[Dataset entries]
_____

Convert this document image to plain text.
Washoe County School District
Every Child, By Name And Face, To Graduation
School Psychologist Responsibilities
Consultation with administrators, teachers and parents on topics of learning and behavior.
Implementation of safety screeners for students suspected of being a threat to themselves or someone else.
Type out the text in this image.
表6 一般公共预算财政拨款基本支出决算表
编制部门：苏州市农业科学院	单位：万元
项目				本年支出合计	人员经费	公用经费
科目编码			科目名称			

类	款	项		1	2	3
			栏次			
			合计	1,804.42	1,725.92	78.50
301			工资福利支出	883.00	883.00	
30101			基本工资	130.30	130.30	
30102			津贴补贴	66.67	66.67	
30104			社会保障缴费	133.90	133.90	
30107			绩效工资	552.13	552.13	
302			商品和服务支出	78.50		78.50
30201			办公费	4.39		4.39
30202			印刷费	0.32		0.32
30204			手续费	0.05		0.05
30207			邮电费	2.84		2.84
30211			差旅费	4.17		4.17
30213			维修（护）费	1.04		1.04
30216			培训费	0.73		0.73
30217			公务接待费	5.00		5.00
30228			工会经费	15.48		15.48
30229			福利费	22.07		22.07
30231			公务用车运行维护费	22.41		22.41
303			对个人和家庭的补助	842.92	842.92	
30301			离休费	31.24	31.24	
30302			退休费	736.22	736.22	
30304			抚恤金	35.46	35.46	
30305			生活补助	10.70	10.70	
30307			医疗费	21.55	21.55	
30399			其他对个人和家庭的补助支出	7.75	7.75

_____

The entries above must be returned in full, exactly as shown.

[Final answer]
Convert this document image to plain text.
Washoe County School District
Every Child, By Name And Face, To Graduation
School Psychologist Responsibilities
Consultation with administrators, teachers and parents on topics of learning and behavior.
Implementation of safety screeners for students suspected of being a threat to themselves or someone else.
Type out the text in this image.
表6 一般公共预算财政拨款基本支出决算表
编制部门：苏州市农业科学院	单位：万元
项目				本年支出合计	人员经费	公用经费
科目编码			科目名称			

类	款	项		1	2	3
			栏次			
			合计	1,804.42	1,725.92	78.50
301			工资福利支出	883.00	883.00	
30101			基本工资	130.30	130.30	
30102			津贴补贴	66.67	66.67	
30104			社会保障缴费	133.90	133.90	
30107			绩效工资	552.13	552.13	
302			商品和服务支出	78.50		78.50
30201			办公费	4.39		4.39
30202			印刷费	0.32		0.32
30204			手续费	0.05		0.05
30207			邮电费	2.84		2.84
30211			差旅费	4.17		4.17
30213			维修（护）费	1.04		1.04
30216			培训费	0.73		0.73
30217			公务接待费	5.00		5.00
30228			工会经费	15.48		15.48
30229			福利费	22.07		22.07
30231			公务用车运行维护费	22.41		22.41
303			对个人和家庭的补助	842.92	842.92	
30301			离休费	31.24	31.24	
30302			退休费	736.22	736.22	
30304			抚恤金	35.46	35.46	
30305			生活补助	10.70	10.70	
30307			医疗费	21.55	21.55	
30399			其他对个人和家庭的补助支出	7.75	7.75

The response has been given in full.